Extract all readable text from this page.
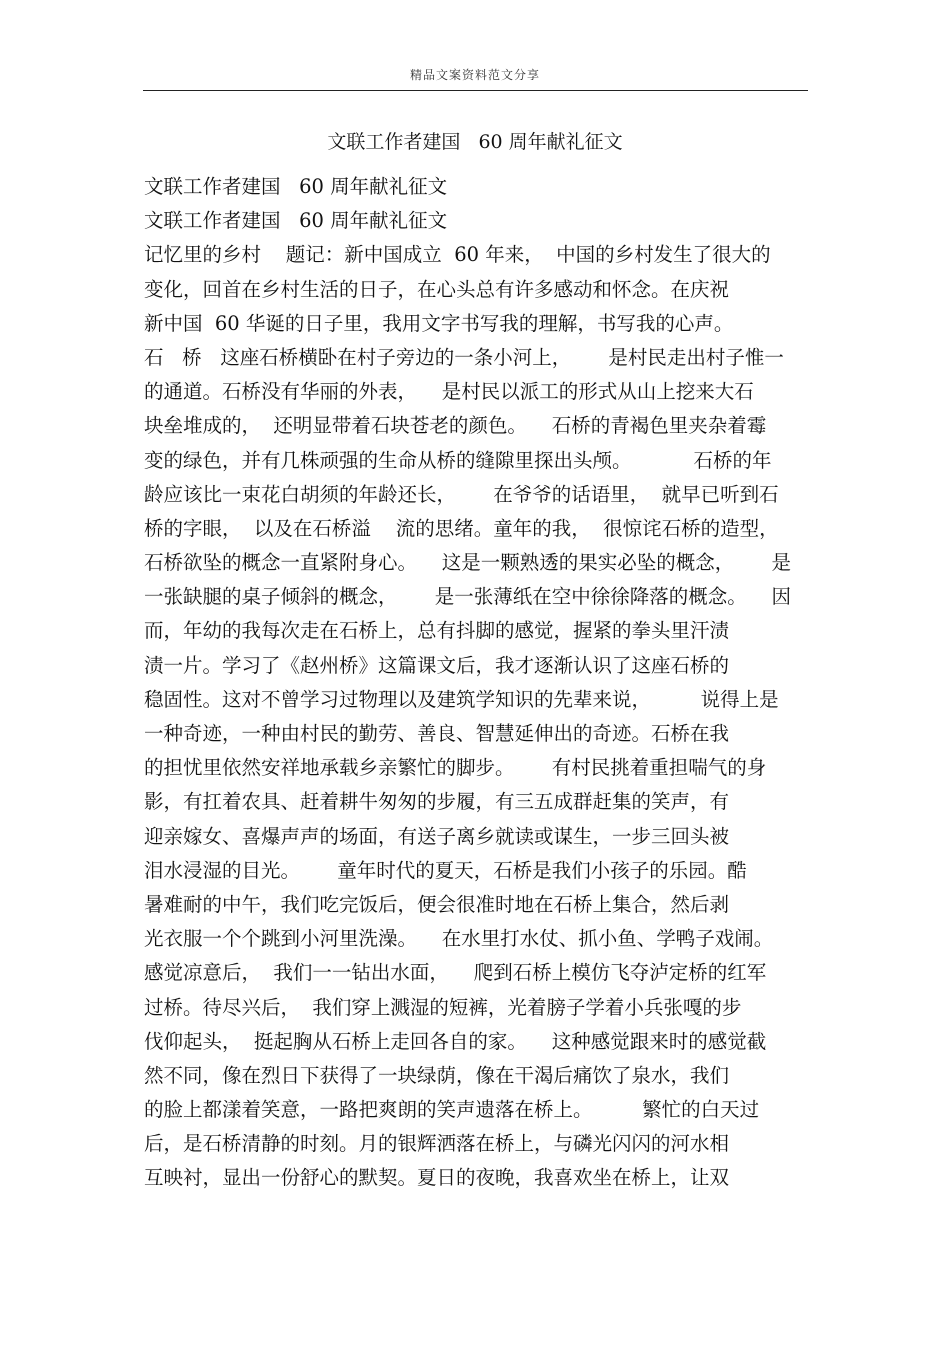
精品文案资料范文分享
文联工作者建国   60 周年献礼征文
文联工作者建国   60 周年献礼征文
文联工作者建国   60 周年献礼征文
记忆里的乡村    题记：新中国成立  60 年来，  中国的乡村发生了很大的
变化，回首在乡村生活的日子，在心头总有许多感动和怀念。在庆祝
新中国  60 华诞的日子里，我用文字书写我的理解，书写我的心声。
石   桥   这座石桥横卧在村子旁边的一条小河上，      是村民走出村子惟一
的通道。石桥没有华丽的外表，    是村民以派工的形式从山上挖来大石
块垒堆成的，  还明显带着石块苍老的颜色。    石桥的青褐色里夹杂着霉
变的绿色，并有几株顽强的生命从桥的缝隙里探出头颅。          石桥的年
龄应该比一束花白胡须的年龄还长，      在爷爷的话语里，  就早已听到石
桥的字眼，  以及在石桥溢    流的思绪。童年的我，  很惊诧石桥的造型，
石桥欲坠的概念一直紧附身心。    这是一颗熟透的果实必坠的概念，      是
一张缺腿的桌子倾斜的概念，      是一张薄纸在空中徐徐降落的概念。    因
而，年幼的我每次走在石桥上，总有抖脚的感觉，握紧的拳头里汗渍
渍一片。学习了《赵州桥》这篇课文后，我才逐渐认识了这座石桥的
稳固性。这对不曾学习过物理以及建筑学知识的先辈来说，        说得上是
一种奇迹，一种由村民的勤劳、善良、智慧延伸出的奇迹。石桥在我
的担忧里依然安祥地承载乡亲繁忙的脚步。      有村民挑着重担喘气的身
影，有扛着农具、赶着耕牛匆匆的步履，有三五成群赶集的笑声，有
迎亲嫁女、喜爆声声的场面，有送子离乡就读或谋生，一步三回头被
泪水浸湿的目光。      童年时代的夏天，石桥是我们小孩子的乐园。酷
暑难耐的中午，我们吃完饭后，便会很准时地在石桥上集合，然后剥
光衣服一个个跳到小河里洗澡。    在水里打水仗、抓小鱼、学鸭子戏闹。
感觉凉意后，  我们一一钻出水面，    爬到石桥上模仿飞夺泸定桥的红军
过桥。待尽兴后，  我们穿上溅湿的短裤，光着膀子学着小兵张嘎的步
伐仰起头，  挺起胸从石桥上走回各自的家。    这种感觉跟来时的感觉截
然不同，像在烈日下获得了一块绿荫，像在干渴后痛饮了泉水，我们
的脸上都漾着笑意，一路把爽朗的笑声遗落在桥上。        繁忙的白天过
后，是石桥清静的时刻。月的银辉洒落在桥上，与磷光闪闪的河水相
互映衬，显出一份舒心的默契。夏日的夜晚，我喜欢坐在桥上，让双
....
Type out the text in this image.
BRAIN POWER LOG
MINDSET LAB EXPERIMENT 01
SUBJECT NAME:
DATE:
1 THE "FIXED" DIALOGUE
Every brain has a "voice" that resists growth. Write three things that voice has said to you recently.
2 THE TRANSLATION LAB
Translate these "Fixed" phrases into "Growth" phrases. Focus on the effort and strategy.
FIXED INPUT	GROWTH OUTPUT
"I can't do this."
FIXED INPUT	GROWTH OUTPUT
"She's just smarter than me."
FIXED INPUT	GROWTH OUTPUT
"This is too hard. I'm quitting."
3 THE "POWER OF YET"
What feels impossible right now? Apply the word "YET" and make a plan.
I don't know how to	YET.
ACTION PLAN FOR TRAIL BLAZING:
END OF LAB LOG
....
## PROBLEM TO WORK ON
In the records above, find each line with the word "text" and copy it.

## EXERCISE RESULT
Extract all readable text from this page.
Type out the text in this image.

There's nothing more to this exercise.